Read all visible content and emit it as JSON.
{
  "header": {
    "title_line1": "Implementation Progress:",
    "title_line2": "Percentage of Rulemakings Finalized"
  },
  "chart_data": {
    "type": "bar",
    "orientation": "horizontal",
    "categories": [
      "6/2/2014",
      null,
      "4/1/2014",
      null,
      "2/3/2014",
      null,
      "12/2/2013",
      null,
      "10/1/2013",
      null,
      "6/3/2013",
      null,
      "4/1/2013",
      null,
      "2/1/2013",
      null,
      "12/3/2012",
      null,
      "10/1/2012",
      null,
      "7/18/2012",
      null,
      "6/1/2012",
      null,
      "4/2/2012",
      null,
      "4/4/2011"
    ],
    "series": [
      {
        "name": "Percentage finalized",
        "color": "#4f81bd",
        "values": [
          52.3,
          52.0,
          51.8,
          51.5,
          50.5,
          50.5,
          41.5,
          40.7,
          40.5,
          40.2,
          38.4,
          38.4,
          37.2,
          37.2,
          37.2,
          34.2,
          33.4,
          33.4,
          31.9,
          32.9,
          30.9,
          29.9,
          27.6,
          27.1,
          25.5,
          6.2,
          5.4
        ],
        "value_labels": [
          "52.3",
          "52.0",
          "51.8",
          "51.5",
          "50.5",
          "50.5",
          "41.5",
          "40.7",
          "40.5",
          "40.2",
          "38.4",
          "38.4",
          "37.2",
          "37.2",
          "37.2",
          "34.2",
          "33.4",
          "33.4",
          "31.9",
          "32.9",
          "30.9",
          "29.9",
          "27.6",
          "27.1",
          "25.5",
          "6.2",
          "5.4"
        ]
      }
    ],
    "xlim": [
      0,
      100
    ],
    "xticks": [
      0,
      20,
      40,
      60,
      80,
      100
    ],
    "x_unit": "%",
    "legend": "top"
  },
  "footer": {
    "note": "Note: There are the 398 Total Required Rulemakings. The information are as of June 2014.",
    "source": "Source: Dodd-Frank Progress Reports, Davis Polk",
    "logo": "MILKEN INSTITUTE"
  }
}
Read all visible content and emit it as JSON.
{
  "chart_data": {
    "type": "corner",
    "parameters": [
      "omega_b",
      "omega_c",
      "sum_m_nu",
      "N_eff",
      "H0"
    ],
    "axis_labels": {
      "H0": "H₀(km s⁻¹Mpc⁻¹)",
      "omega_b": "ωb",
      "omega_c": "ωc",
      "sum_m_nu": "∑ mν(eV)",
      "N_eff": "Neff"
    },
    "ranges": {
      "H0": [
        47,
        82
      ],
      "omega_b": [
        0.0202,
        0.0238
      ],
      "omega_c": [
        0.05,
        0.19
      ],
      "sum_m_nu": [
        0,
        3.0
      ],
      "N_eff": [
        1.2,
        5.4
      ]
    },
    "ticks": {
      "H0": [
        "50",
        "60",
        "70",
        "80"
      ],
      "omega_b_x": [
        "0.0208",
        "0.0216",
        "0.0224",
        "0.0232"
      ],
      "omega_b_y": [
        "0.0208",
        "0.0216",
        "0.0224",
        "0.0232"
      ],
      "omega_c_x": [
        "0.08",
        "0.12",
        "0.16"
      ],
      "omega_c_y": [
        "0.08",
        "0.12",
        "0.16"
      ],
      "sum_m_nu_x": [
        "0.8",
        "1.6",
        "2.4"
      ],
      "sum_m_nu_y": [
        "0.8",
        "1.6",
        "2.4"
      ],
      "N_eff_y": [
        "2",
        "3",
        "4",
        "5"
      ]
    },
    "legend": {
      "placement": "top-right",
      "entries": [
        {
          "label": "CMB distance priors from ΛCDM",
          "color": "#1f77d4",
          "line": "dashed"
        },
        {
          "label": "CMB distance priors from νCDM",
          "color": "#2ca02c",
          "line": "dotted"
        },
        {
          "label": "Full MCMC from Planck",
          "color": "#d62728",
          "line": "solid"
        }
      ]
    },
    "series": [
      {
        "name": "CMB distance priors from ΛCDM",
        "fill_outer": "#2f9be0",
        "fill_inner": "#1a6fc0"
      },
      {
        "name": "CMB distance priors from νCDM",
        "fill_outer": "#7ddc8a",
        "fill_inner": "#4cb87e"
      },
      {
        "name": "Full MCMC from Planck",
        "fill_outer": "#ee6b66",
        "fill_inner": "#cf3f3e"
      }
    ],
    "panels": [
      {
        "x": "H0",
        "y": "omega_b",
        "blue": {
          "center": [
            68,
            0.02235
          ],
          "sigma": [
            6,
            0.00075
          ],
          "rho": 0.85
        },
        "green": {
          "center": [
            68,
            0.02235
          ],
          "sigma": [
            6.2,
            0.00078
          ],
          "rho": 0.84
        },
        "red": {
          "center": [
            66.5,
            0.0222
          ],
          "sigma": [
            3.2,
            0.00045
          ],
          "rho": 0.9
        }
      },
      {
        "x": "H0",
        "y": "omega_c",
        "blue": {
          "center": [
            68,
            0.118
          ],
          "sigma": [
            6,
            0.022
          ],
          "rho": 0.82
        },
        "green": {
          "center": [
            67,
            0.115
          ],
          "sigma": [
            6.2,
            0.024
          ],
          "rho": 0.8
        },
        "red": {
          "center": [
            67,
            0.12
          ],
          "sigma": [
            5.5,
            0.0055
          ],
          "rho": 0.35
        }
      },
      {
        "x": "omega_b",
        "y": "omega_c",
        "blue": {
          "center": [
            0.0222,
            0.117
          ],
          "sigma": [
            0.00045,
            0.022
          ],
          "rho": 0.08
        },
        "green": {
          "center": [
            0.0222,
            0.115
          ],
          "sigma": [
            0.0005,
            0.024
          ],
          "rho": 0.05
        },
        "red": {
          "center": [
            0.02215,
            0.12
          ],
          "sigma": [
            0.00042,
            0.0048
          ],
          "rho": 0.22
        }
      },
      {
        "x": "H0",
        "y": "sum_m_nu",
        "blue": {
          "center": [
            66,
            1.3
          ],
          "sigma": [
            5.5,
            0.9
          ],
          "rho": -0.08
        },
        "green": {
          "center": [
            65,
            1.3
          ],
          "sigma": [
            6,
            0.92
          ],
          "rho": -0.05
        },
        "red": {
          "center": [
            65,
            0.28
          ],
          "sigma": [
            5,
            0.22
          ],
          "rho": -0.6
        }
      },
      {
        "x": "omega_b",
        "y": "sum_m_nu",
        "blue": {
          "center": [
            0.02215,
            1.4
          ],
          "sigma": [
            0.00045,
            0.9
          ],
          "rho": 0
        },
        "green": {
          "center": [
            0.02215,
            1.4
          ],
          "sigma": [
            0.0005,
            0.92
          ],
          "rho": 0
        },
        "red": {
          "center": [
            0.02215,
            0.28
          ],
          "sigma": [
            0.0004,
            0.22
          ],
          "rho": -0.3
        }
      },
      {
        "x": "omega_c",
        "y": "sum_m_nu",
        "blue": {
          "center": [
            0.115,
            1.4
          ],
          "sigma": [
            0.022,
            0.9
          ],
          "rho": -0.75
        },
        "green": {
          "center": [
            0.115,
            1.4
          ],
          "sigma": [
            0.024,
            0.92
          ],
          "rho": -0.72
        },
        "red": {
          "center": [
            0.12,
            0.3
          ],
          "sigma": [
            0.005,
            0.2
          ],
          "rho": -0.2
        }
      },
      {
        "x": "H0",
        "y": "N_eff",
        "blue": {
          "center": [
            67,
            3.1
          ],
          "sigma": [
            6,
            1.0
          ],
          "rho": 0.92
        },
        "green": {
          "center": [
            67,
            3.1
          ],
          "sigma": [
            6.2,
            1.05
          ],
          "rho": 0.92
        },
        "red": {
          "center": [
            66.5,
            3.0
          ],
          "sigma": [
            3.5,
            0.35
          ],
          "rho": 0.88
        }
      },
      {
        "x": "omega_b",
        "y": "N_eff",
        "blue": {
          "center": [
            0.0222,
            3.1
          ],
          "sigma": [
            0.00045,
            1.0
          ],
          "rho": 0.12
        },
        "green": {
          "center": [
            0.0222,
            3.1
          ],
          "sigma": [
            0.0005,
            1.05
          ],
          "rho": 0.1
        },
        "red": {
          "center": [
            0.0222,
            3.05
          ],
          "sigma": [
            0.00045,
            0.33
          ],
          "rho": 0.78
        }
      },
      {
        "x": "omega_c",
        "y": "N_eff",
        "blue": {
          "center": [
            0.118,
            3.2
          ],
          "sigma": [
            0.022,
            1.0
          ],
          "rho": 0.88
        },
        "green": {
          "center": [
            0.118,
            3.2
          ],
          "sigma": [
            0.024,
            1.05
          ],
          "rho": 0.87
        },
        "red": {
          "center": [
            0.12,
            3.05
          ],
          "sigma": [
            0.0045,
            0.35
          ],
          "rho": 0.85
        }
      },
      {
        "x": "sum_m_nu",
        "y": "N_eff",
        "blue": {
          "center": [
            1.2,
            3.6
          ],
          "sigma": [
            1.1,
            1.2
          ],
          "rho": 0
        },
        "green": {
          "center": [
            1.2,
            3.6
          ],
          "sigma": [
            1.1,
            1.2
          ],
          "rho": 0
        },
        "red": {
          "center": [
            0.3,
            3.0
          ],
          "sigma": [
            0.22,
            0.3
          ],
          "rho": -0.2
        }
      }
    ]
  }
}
---*---
- [Aim] Return every line above that contains the word "Rulemakings".

- [Written answer]
    "title_line2": "Percentage of Rulemakings Finalized"
    "note": "Note: There are the 398 Total Required Rulemakings. The information are as of June 2014.",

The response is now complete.